### Aim
With the images removed, repeat the data below exactly.

○ ○ ○ ○ ○ ○ ○

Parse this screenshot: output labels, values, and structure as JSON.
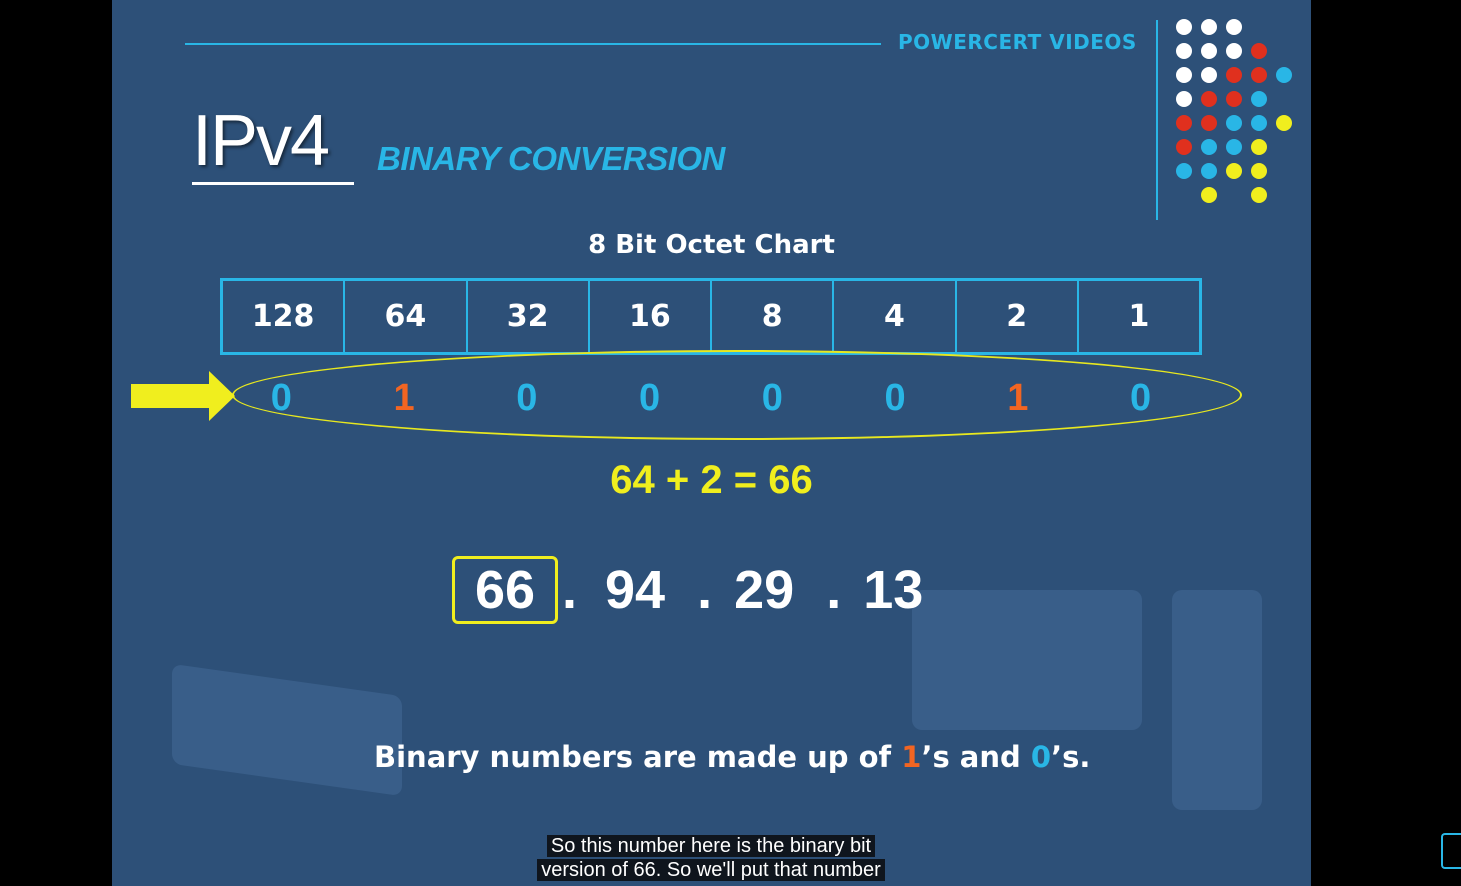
{
  "brand": "POWERCERT VIDEOS",
  "title": {
    "main": "IPv4",
    "subtitle": "BINARY CONVERSION"
  },
  "chart": {
    "title": "8 Bit Octet Chart",
    "place_values": [
      "128",
      "64",
      "32",
      "16",
      "8",
      "4",
      "2",
      "1"
    ],
    "bits": [
      "0",
      "1",
      "0",
      "0",
      "0",
      "0",
      "1",
      "0"
    ]
  },
  "sum": "64 + 2 = 66",
  "ip_address": {
    "octets": [
      "66",
      "94",
      "29",
      "13"
    ],
    "separator": "."
  },
  "footnote": {
    "prefix": "Binary numbers are made up of ",
    "one": "1",
    "middle": "’s and ",
    "zero": "0",
    "suffix": "’s."
  },
  "caption": {
    "line1": "So this number here is the binary bit",
    "line2": "version of 66.  So we'll put that number"
  },
  "colors": {
    "background": "#2d5078",
    "accent": "#29b6e6",
    "highlight": "#f0ee1e",
    "one_bit": "#f26522",
    "zero_bit": "#29b6e6"
  }
}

○ ○ ○ ○ ○ ○ ○

### Full answer
Parse this screenshot: output labels, values, and structure as JSON.
{
  "brand": "POWERCERT VIDEOS",
  "title": {
    "main": "IPv4",
    "subtitle": "BINARY CONVERSION"
  },
  "chart": {
    "title": "8 Bit Octet Chart",
    "place_values": [
      "128",
      "64",
      "32",
      "16",
      "8",
      "4",
      "2",
      "1"
    ],
    "bits": [
      "0",
      "1",
      "0",
      "0",
      "0",
      "0",
      "1",
      "0"
    ]
  },
  "sum": "64 + 2 = 66",
  "ip_address": {
    "octets": [
      "66",
      "94",
      "29",
      "13"
    ],
    "separator": "."
  },
  "footnote": {
    "prefix": "Binary numbers are made up of ",
    "one": "1",
    "middle": "’s and ",
    "zero": "0",
    "suffix": "’s."
  },
  "caption": {
    "line1": "So this number here is the binary bit",
    "line2": "version of 66.  So we'll put that number"
  },
  "colors": {
    "background": "#2d5078",
    "accent": "#29b6e6",
    "highlight": "#f0ee1e",
    "one_bit": "#f26522",
    "zero_bit": "#29b6e6"
  }
}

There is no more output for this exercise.